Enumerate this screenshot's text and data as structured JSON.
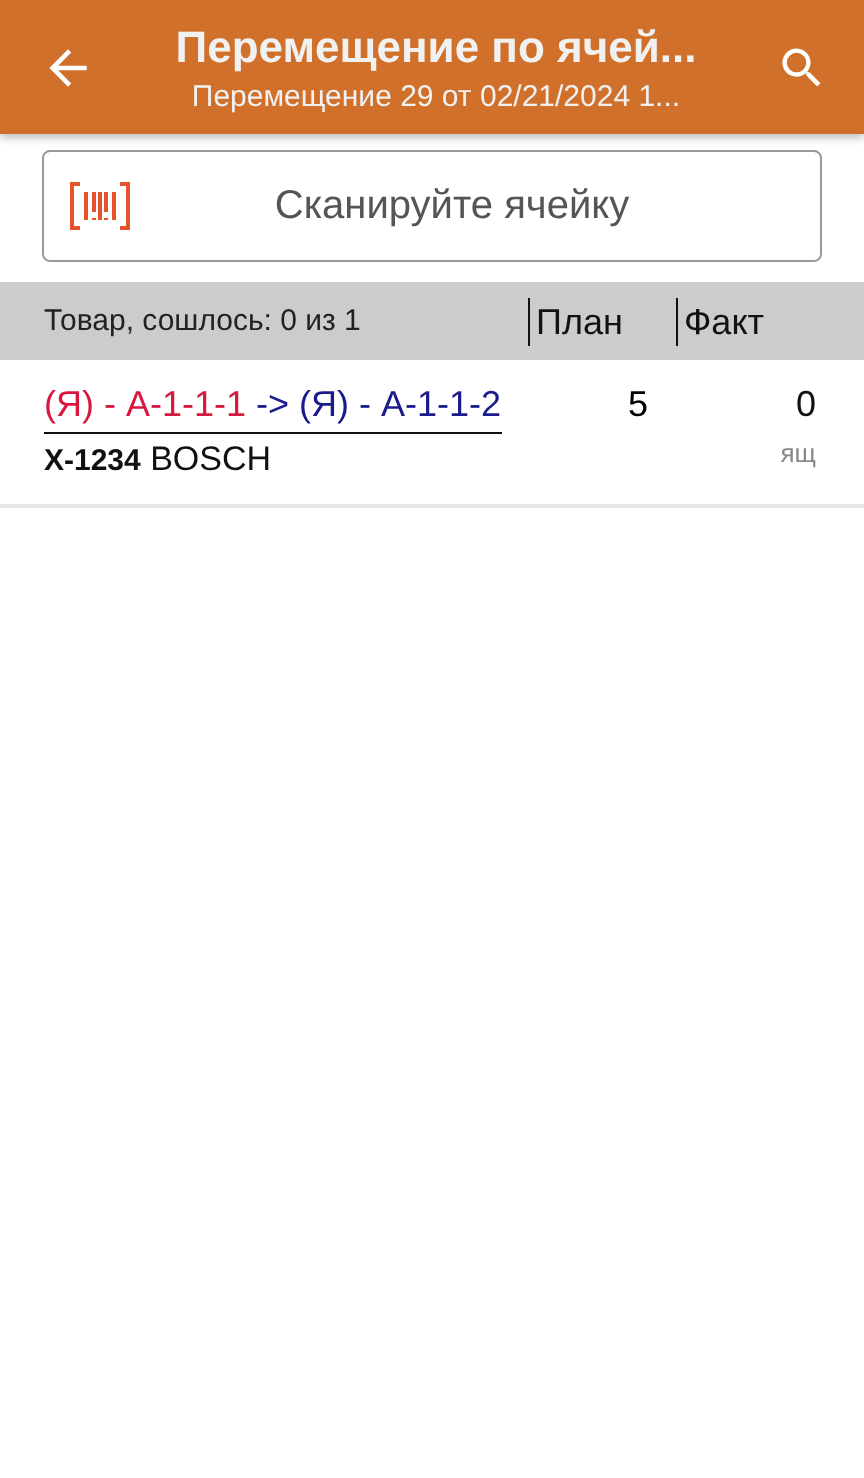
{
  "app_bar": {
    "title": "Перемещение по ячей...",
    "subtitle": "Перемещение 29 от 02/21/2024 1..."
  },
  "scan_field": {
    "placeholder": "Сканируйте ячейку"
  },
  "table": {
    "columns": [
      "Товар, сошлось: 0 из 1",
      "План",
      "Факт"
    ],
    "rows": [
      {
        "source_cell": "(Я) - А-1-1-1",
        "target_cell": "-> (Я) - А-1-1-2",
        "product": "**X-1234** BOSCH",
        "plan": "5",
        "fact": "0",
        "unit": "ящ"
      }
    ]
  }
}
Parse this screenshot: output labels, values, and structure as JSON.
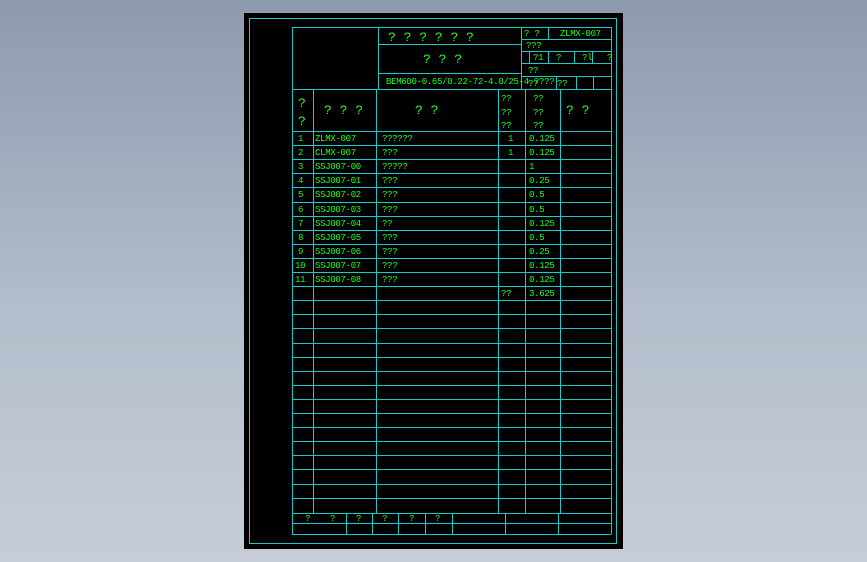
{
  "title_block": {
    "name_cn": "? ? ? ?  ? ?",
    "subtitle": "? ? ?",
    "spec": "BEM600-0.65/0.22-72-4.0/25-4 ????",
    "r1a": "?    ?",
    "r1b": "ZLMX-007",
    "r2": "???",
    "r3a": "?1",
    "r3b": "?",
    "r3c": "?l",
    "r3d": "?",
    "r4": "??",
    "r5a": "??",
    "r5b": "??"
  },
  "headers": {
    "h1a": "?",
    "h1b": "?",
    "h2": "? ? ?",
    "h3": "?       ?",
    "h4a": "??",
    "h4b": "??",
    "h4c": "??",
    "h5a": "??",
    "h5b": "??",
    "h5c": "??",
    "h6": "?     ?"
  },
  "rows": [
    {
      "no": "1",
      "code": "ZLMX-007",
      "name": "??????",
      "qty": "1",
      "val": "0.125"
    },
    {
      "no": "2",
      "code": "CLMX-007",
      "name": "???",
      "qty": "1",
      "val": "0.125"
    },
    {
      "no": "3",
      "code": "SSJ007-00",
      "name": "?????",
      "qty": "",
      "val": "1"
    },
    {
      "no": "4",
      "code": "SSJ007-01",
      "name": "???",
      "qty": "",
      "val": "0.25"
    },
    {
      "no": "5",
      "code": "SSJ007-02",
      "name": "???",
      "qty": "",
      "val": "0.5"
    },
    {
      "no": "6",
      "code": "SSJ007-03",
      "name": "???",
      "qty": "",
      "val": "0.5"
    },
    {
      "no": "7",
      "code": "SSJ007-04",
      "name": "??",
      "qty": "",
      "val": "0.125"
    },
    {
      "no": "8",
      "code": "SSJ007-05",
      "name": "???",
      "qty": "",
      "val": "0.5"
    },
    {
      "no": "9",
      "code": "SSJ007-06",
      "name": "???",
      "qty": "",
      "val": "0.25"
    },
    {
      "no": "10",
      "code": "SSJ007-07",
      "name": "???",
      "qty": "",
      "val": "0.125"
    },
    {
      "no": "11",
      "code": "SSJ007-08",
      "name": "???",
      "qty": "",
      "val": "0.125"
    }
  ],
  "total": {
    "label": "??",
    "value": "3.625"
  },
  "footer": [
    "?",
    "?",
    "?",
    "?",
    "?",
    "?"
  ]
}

******

§ **WHAT IS NEEDED**: Count the lines that include the word "subtitle" and state the result as a bare number.

§ **EXPECTED ANSWER**: 2